→ **WHAT THE TASK REQUIRES**: In the material below, find each line holding the string "other" and copy it.

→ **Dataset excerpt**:
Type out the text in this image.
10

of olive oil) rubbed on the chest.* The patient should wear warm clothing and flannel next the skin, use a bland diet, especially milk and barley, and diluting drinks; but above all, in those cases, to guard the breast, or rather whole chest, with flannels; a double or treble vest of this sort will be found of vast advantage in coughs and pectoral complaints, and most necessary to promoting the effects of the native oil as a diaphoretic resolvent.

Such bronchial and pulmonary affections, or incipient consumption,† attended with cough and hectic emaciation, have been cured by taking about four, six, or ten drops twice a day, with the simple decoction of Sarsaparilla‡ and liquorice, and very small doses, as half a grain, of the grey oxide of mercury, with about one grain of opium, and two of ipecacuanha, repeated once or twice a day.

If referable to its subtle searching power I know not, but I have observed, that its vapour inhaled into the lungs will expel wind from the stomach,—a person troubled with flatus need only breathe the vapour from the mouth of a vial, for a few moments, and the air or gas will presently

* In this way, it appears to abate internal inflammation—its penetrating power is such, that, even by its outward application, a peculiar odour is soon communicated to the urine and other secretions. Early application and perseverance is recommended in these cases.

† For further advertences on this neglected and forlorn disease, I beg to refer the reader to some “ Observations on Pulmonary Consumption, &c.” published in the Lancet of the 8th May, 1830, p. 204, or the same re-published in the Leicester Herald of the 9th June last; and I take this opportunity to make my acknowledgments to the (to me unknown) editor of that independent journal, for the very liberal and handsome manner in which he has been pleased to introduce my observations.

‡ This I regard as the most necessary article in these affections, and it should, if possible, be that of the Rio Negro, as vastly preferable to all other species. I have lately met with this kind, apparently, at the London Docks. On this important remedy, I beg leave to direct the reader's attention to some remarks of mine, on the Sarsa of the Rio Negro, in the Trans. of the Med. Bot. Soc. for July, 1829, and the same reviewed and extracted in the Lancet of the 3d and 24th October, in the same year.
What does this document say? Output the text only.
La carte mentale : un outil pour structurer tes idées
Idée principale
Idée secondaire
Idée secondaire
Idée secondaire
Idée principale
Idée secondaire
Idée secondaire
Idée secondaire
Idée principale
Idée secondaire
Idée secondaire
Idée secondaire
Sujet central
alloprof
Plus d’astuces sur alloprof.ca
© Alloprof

→ **OUTPUT OF THE TASK**:
* In this way, it appears to abate internal inflammation—its penetrating power is such, that, even by its outward application, a peculiar odour is soon communicated to the urine and other secretions. Early application and perseverance is recommended in these cases.
‡ This I regard as the most necessary article in these affections, and it should, if possible, be that of the Rio Negro, as vastly preferable to all other species. I have lately met with this kind, apparently, at the London Docks. On this important remedy, I beg leave to direct the reader's attention to some remarks of mine, on the Sarsa of the Rio Negro, in the Trans. of the Med. Bot. Soc. for July, 1829, and the same reviewed and extracted in the Lancet of the 3d and 24th October, in the same year.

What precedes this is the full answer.